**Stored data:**
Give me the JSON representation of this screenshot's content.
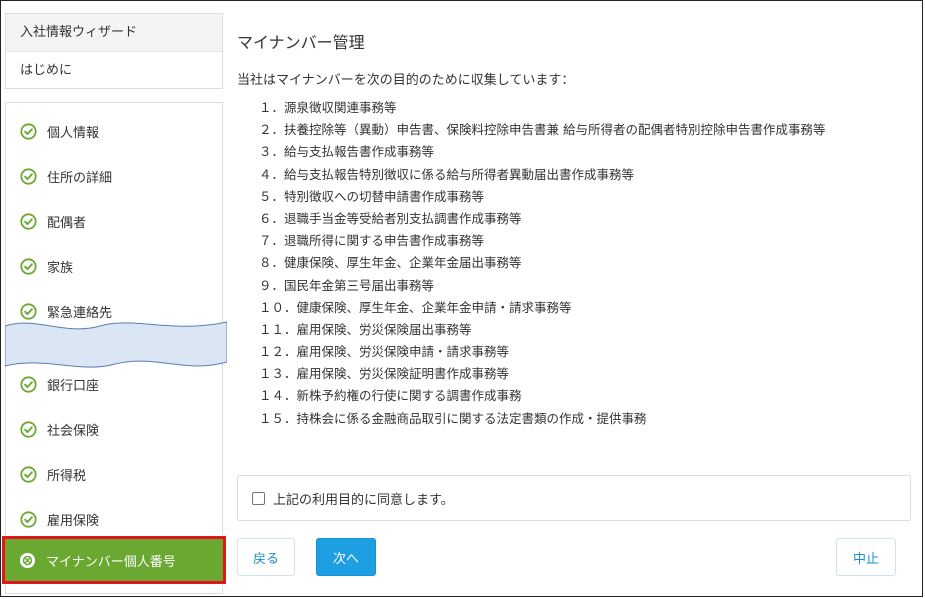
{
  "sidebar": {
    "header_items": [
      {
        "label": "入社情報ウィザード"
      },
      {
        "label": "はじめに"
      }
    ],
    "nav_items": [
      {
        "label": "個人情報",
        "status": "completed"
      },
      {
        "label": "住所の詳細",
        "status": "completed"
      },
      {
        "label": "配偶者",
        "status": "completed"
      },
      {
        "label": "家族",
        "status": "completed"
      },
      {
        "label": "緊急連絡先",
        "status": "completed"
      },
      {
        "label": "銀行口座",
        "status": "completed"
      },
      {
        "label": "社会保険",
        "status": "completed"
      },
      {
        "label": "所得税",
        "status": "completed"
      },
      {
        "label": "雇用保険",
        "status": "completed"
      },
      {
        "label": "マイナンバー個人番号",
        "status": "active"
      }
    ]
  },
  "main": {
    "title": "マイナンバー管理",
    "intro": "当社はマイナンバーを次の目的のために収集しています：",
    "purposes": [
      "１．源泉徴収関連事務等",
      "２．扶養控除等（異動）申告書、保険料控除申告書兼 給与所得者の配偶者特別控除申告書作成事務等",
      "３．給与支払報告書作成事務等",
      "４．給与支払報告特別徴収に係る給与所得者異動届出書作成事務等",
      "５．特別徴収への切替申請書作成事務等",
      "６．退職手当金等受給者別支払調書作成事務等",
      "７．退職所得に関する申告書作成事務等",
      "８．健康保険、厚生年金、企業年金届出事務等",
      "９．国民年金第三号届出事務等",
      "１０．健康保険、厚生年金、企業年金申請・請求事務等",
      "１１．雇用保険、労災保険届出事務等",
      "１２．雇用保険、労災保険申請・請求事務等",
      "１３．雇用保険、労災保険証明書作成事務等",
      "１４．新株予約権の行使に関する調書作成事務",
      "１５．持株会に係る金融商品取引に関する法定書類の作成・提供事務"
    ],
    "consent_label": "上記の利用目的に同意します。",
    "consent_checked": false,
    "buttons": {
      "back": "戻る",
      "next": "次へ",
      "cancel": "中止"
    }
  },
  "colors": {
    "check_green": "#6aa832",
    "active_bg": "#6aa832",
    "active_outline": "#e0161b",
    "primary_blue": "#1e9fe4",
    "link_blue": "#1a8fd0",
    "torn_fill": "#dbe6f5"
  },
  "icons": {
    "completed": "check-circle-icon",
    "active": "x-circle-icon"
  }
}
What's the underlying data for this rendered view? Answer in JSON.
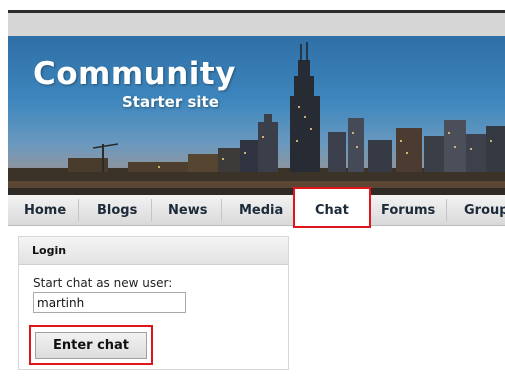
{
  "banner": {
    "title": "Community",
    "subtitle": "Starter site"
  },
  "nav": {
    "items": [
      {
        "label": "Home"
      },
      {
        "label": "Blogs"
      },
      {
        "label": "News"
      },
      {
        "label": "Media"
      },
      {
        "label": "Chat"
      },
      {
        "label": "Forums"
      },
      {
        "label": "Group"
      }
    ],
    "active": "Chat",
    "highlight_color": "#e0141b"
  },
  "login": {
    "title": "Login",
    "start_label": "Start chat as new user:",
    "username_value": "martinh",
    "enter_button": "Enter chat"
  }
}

**TASK TO COMPLETE:** Print the complete listing exactly as it stands, without its pictures.

**OUTPUT OF THE EXERCISE:**
Give me the JSON representation of this screenshot's content.
{
  "sidebar": {
    "header_items": [
      {
        "label": "入社情報ウィザード"
      },
      {
        "label": "はじめに"
      }
    ],
    "nav_items": [
      {
        "label": "個人情報",
        "status": "completed"
      },
      {
        "label": "住所の詳細",
        "status": "completed"
      },
      {
        "label": "配偶者",
        "status": "completed"
      },
      {
        "label": "家族",
        "status": "completed"
      },
      {
        "label": "緊急連絡先",
        "status": "completed"
      },
      {
        "label": "銀行口座",
        "status": "completed"
      },
      {
        "label": "社会保険",
        "status": "completed"
      },
      {
        "label": "所得税",
        "status": "completed"
      },
      {
        "label": "雇用保険",
        "status": "completed"
      },
      {
        "label": "マイナンバー個人番号",
        "status": "active"
      }
    ]
  },
  "main": {
    "title": "マイナンバー管理",
    "intro": "当社はマイナンバーを次の目的のために収集しています：",
    "purposes": [
      "１．源泉徴収関連事務等",
      "２．扶養控除等（異動）申告書、保険料控除申告書兼 給与所得者の配偶者特別控除申告書作成事務等",
      "３．給与支払報告書作成事務等",
      "４．給与支払報告特別徴収に係る給与所得者異動届出書作成事務等",
      "５．特別徴収への切替申請書作成事務等",
      "６．退職手当金等受給者別支払調書作成事務等",
      "７．退職所得に関する申告書作成事務等",
      "８．健康保険、厚生年金、企業年金届出事務等",
      "９．国民年金第三号届出事務等",
      "１０．健康保険、厚生年金、企業年金申請・請求事務等",
      "１１．雇用保険、労災保険届出事務等",
      "１２．雇用保険、労災保険申請・請求事務等",
      "１３．雇用保険、労災保険証明書作成事務等",
      "１４．新株予約権の行使に関する調書作成事務",
      "１５．持株会に係る金融商品取引に関する法定書類の作成・提供事務"
    ],
    "consent_label": "上記の利用目的に同意します。",
    "consent_checked": false,
    "buttons": {
      "back": "戻る",
      "next": "次へ",
      "cancel": "中止"
    }
  },
  "colors": {
    "check_green": "#6aa832",
    "active_bg": "#6aa832",
    "active_outline": "#e0161b",
    "primary_blue": "#1e9fe4",
    "link_blue": "#1a8fd0",
    "torn_fill": "#dbe6f5"
  },
  "icons": {
    "completed": "check-circle-icon",
    "active": "x-circle-icon"
  }
}
What's the underlying data for this rendered view? Answer in JSON.
{
  "banner": {
    "title": "Community",
    "subtitle": "Starter site"
  },
  "nav": {
    "items": [
      {
        "label": "Home"
      },
      {
        "label": "Blogs"
      },
      {
        "label": "News"
      },
      {
        "label": "Media"
      },
      {
        "label": "Chat"
      },
      {
        "label": "Forums"
      },
      {
        "label": "Group"
      }
    ],
    "active": "Chat",
    "highlight_color": "#e0141b"
  },
  "login": {
    "title": "Login",
    "start_label": "Start chat as new user:",
    "username_value": "martinh",
    "enter_button": "Enter chat"
  }
}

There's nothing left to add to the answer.